*PROBLEM TO SOLVE*:
Within the data that follows, how many lines carry the string "ventilation"? Give the number alone.

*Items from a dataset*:
'''
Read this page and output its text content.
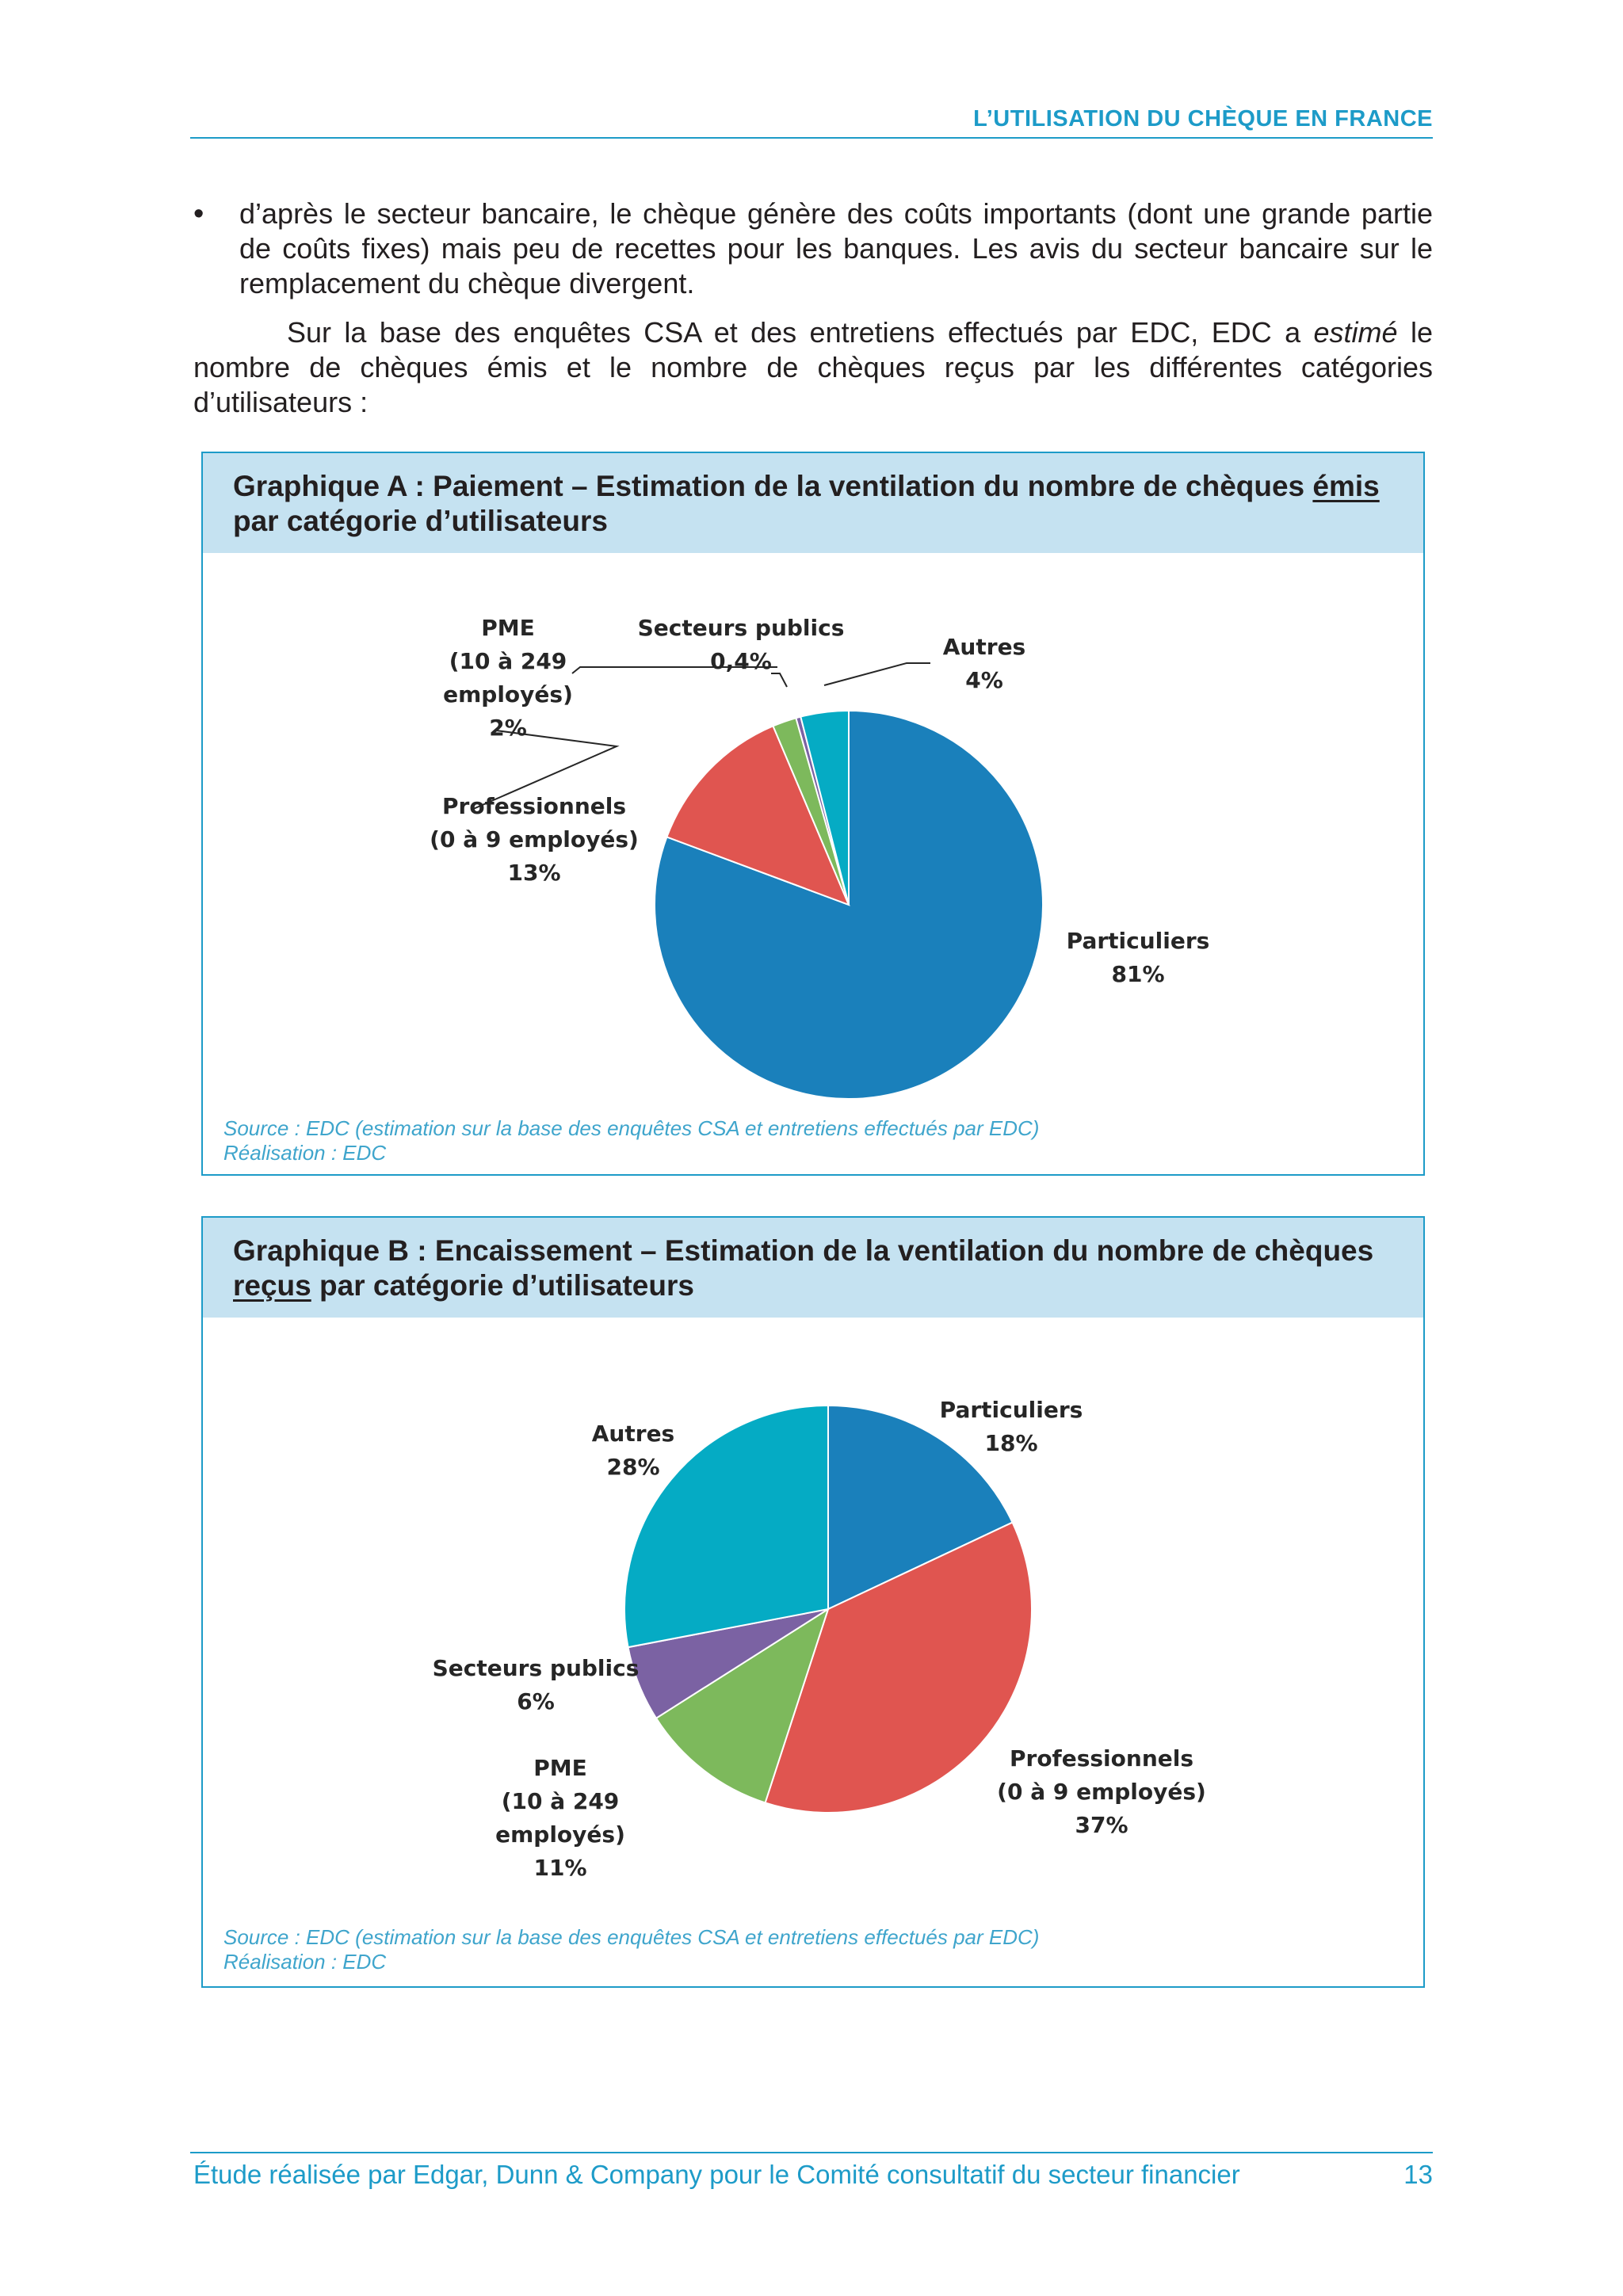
L’UTILISATION DU CHÈQUE EN FRANCE
• d’après le secteur bancaire, le chèque génère des coûts importants (dont une grande partie de coûts fixes) mais peu de recettes pour les banques. Les avis du secteur bancaire sur le remplacement du chèque divergent.
Sur la base des enquêtes CSA et des entretiens effectués par EDC, EDC a estimé le nombre de chèques émis et le nombre de chèques reçus par les différentes catégories d’utilisateurs :
Graphique A : Paiement – Estimation de la ventilation du nombre de chèques émis par catégorie d’utilisateurs
Particuliers 81%
Professionnels (0 à 9 employés) 13%
PME (10 à 249 employés) 2%
Secteurs publics 0,4%
Autres 4%
Source : EDC (estimation sur la base des enquêtes CSA et entretiens effectués par EDC)
Réalisation : EDC
Graphique B : Encaissement – Estimation de la ventilation du nombre de chèques reçus par catégorie d’utilisateurs
Particuliers 18%
Professionnels (0 à 9 employés) 37%
PME (10 à 249 employés) 11%
Secteurs publics 6%
Autres 28%
Source : EDC (estimation sur la base des enquêtes CSA et entretiens effectués par EDC)
Réalisation : EDC
Étude réalisée par Edgar, Dunn & Company pour le Comité consultatif du secteur financier	13
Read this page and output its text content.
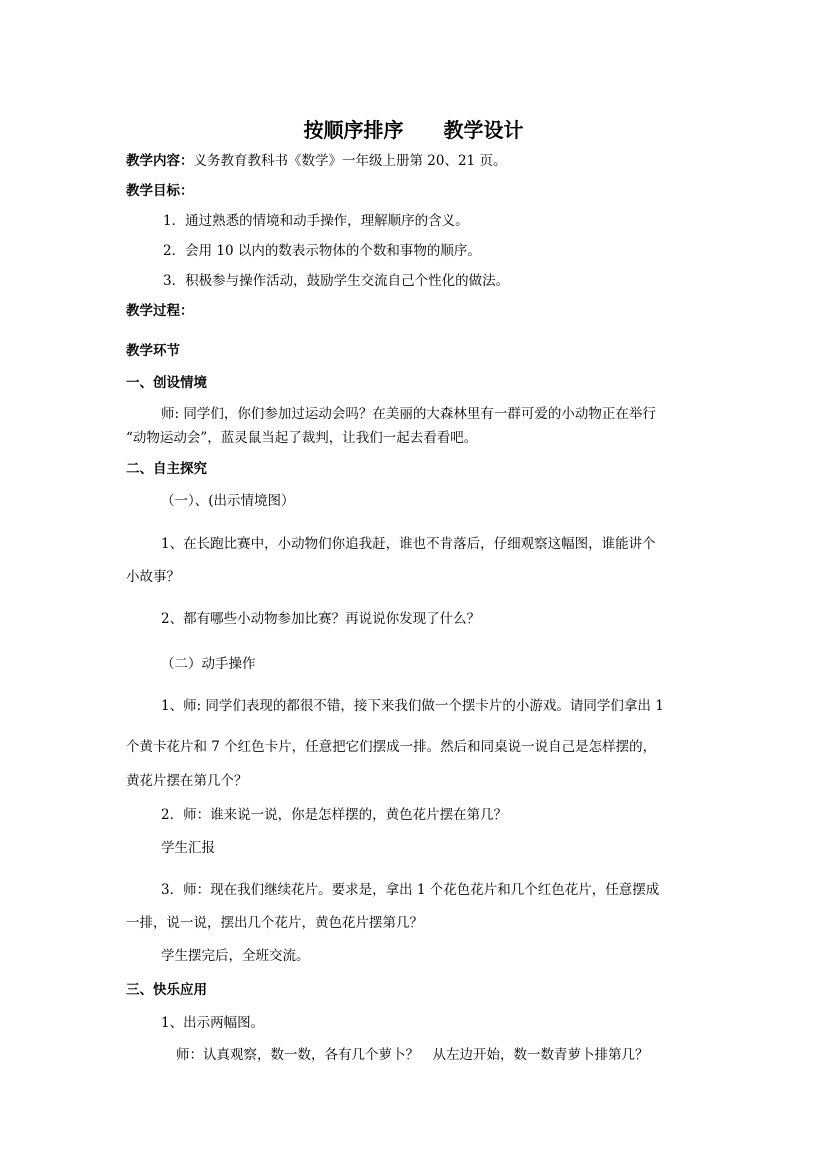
按顺序排序　　教学设计
教学内容：义务教育教科书《数学》一年级上册第 20、21 页。
教学目标：
1．通过熟悉的情境和动手操作，理解顺序的含义。
2．会用 10 以内的数表示物体的个数和事物的顺序。
3．积极参与操作活动，鼓励学生交流自己个性化的做法。
教学过程：
教学环节
一、创设情境
师: 同学们，你们参加过运动会吗？在美丽的大森林里有一群可爱的小动物正在举行
“动物运动会”，蓝灵鼠当起了裁判，让我们一起去看看吧。
二、自主探究
（一）、(出示情境图）
1、在长跑比赛中，小动物们你追我赶，谁也不肯落后，仔细观察这幅图，谁能讲个
小故事？
2、都有哪些小动物参加比赛？再说说你发现了什么？
（二）动手操作
1、师: 同学们表现的都很不错，接下来我们做一个摆卡片的小游戏。请同学们拿出 1
个黄卡花片和 7 个红色卡片，任意把它们摆成一排。然后和同桌说一说自己是怎样摆的，
黄花片摆在第几个？
2．师：谁来说一说，你是怎样摆的，黄色花片摆在第几？
学生汇报
3．师：现在我们继续花片。要求是，拿出 1 个花色花片和几个红色花片，任意摆成
一排，说一说，摆出几个花片，黄色花片摆第几？
学生摆完后，全班交流。
三、快乐应用
1、出示两幅图。
师：认真观察，数一数，各有几个萝卜？　从左边开始，数一数青萝卜排第几？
'''
*RESULT FOR THIS EXERCISE*:
2